In your copy, reproduce the entries exactly as they are, minus the images.

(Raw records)
----

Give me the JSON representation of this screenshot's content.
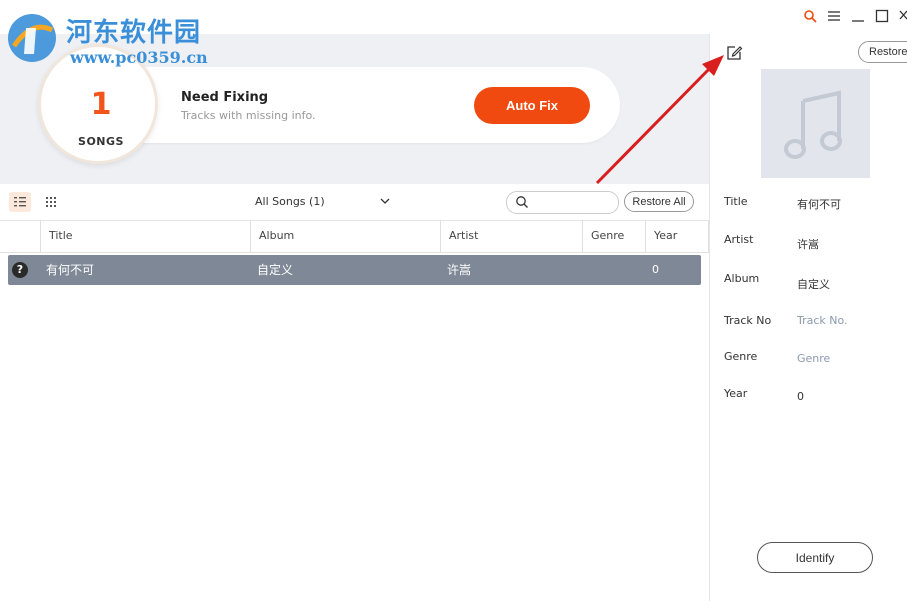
{
  "watermark": {
    "title": "河东软件园",
    "url": "www.pc0359.cn"
  },
  "titlebar": {
    "icons": [
      "search-icon",
      "menu-icon",
      "minimize-icon",
      "maximize-icon",
      "close-icon"
    ]
  },
  "summary": {
    "count": "1",
    "count_label": "SONGS",
    "title": "Need Fixing",
    "subtitle": "Tracks with missing info.",
    "auto_fix_label": "Auto Fix"
  },
  "toolbar": {
    "filter_label": "All Songs (1)",
    "search_placeholder": "",
    "restore_all_label": "Restore All"
  },
  "table": {
    "columns": [
      "Title",
      "Album",
      "Artist",
      "Genre",
      "Year"
    ],
    "rows": [
      {
        "title": "有何不可",
        "album": "自定义",
        "artist": "许嵩",
        "genre": "",
        "year": "0"
      }
    ]
  },
  "details": {
    "restore_label": "Restore",
    "fields": [
      {
        "label": "Title",
        "value": "有何不可",
        "placeholder": false
      },
      {
        "label": "Artist",
        "value": "许嵩",
        "placeholder": false
      },
      {
        "label": "Album",
        "value": "自定义",
        "placeholder": false
      },
      {
        "label": "Track No",
        "value": "Track No.",
        "placeholder": true
      },
      {
        "label": "Genre",
        "value": "Genre",
        "placeholder": true
      },
      {
        "label": "Year",
        "value": "0",
        "placeholder": false
      }
    ],
    "identify_label": "Identify"
  },
  "colors": {
    "accent": "#f04a10",
    "selected_row": "#7f8896",
    "banner_bg": "#eef0f4",
    "watermark_blue": "#3a8fd8",
    "annotation_arrow": "#d81e1e"
  }
}
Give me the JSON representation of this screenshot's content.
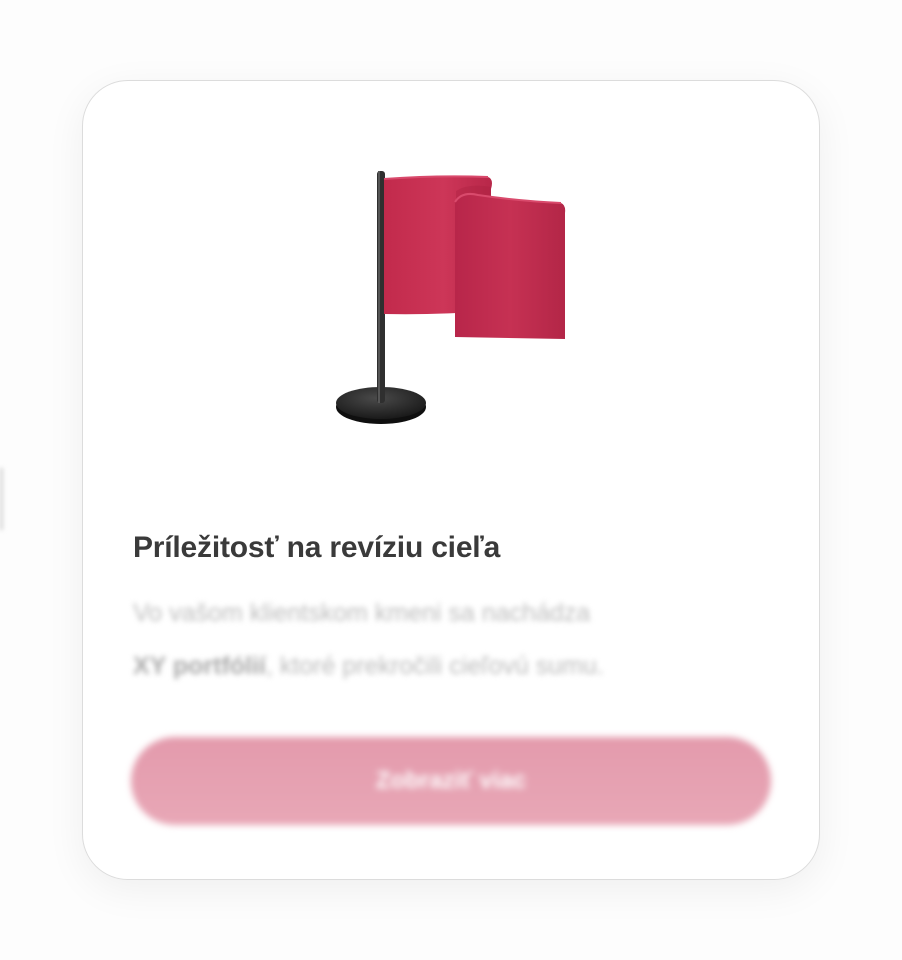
{
  "card": {
    "illustration_icon": "red-flag-icon",
    "title": "Príležitosť na revíziu cieľa",
    "description_line1": "Vo vašom klientskom kmeni sa nachádza",
    "description_strong": "XY portfólií",
    "description_rest": ", ktoré prekročili cieľovú sumu.",
    "button_label": "Zobraziť viac"
  },
  "colors": {
    "flag": "#c42d50",
    "button": "#e39aac",
    "title_text": "#3a3a3a",
    "description_text": "#bdbdbd"
  }
}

----

Response for this exercise:
Give me the JSON representation of this screenshot's content.
{
  "watermark": {
    "title": "河东软件园",
    "url": "www.pc0359.cn"
  },
  "titlebar": {
    "icons": [
      "search-icon",
      "menu-icon",
      "minimize-icon",
      "maximize-icon",
      "close-icon"
    ]
  },
  "summary": {
    "count": "1",
    "count_label": "SONGS",
    "title": "Need Fixing",
    "subtitle": "Tracks with missing info.",
    "auto_fix_label": "Auto Fix"
  },
  "toolbar": {
    "filter_label": "All Songs (1)",
    "search_placeholder": "",
    "restore_all_label": "Restore All"
  },
  "table": {
    "columns": [
      "Title",
      "Album",
      "Artist",
      "Genre",
      "Year"
    ],
    "rows": [
      {
        "title": "有何不可",
        "album": "自定义",
        "artist": "许嵩",
        "genre": "",
        "year": "0"
      }
    ]
  },
  "details": {
    "restore_label": "Restore",
    "fields": [
      {
        "label": "Title",
        "value": "有何不可",
        "placeholder": false
      },
      {
        "label": "Artist",
        "value": "许嵩",
        "placeholder": false
      },
      {
        "label": "Album",
        "value": "自定义",
        "placeholder": false
      },
      {
        "label": "Track No",
        "value": "Track No.",
        "placeholder": true
      },
      {
        "label": "Genre",
        "value": "Genre",
        "placeholder": true
      },
      {
        "label": "Year",
        "value": "0",
        "placeholder": false
      }
    ],
    "identify_label": "Identify"
  },
  "colors": {
    "accent": "#f04a10",
    "selected_row": "#7f8896",
    "banner_bg": "#eef0f4",
    "watermark_blue": "#3a8fd8",
    "annotation_arrow": "#d81e1e"
  }
}
Give me the JSON representation of this screenshot's content.
{
  "card": {
    "illustration_icon": "red-flag-icon",
    "title": "Príležitosť na revíziu cieľa",
    "description_line1": "Vo vašom klientskom kmeni sa nachádza",
    "description_strong": "XY portfólií",
    "description_rest": ", ktoré prekročili cieľovú sumu.",
    "button_label": "Zobraziť viac"
  },
  "colors": {
    "flag": "#c42d50",
    "button": "#e39aac",
    "title_text": "#3a3a3a",
    "description_text": "#bdbdbd"
  }
}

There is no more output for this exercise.